## WHAT TO WORK ON
Every entry below should be printed exactly, without its images.

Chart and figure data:
##############################
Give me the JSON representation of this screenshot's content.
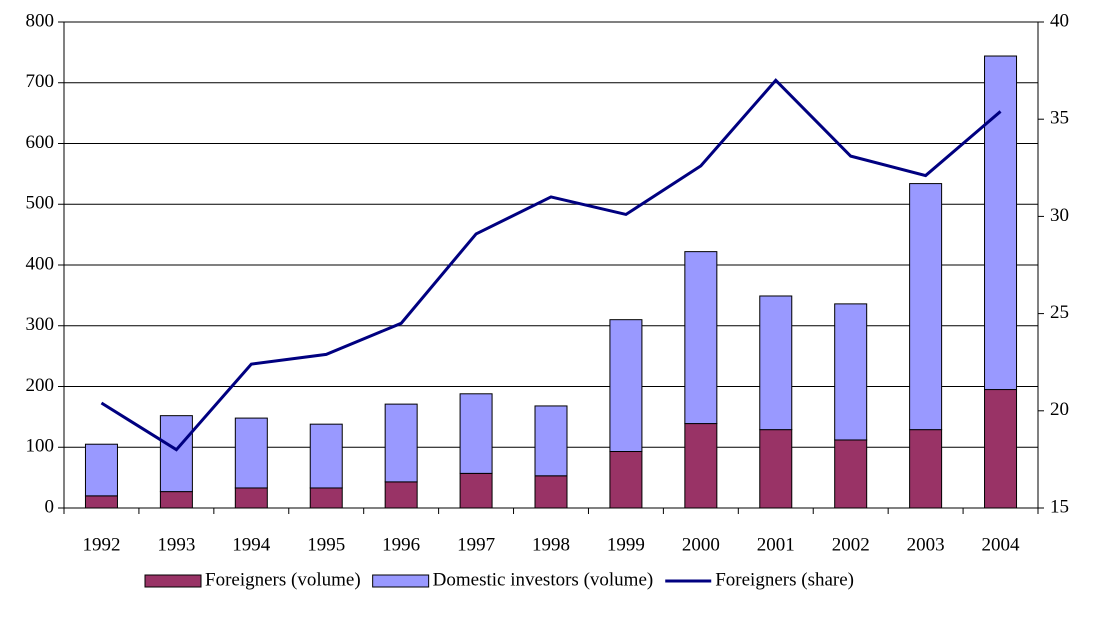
{
  "chart_data": {
    "type": "bar",
    "categories": [
      "1992",
      "1993",
      "1994",
      "1995",
      "1996",
      "1997",
      "1998",
      "1999",
      "2000",
      "2001",
      "2002",
      "2003",
      "2004"
    ],
    "series": [
      {
        "name": "Foreigners (volume)",
        "color": "#993366",
        "values": [
          20,
          27,
          33,
          33,
          43,
          57,
          53,
          93,
          139,
          129,
          112,
          129,
          195
        ]
      },
      {
        "name": "Domestic investors (volume)",
        "color": "#9999ff",
        "values": [
          85,
          125,
          115,
          105,
          128,
          131,
          115,
          217,
          283,
          220,
          224,
          405,
          549
        ]
      },
      {
        "name": "Foreigners (share)",
        "color": "#000080",
        "type": "line",
        "axis": "y2",
        "values": [
          20.4,
          18.0,
          22.4,
          22.9,
          24.5,
          29.1,
          31.0,
          30.1,
          32.6,
          37.0,
          33.1,
          32.1,
          35.4
        ]
      }
    ],
    "stacked": true,
    "ylim": [
      0,
      800
    ],
    "yticks": [
      0,
      100,
      200,
      300,
      400,
      500,
      600,
      700,
      800
    ],
    "y2lim": [
      15,
      40
    ],
    "y2ticks": [
      15,
      20,
      25,
      30,
      35,
      40
    ],
    "grid": true,
    "legend": "bottom"
  }
}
##############################
## RESPONSE TO THE EXERCISE
Give me the JSON representation of this screenshot's content.
{
  "chart_data": {
    "type": "bar",
    "categories": [
      "1992",
      "1993",
      "1994",
      "1995",
      "1996",
      "1997",
      "1998",
      "1999",
      "2000",
      "2001",
      "2002",
      "2003",
      "2004"
    ],
    "series": [
      {
        "name": "Foreigners (volume)",
        "color": "#993366",
        "values": [
          20,
          27,
          33,
          33,
          43,
          57,
          53,
          93,
          139,
          129,
          112,
          129,
          195
        ]
      },
      {
        "name": "Domestic investors (volume)",
        "color": "#9999ff",
        "values": [
          85,
          125,
          115,
          105,
          128,
          131,
          115,
          217,
          283,
          220,
          224,
          405,
          549
        ]
      },
      {
        "name": "Foreigners (share)",
        "color": "#000080",
        "type": "line",
        "axis": "y2",
        "values": [
          20.4,
          18.0,
          22.4,
          22.9,
          24.5,
          29.1,
          31.0,
          30.1,
          32.6,
          37.0,
          33.1,
          32.1,
          35.4
        ]
      }
    ],
    "stacked": true,
    "ylim": [
      0,
      800
    ],
    "yticks": [
      0,
      100,
      200,
      300,
      400,
      500,
      600,
      700,
      800
    ],
    "y2lim": [
      15,
      40
    ],
    "y2ticks": [
      15,
      20,
      25,
      30,
      35,
      40
    ],
    "grid": true,
    "legend": "bottom"
  }
}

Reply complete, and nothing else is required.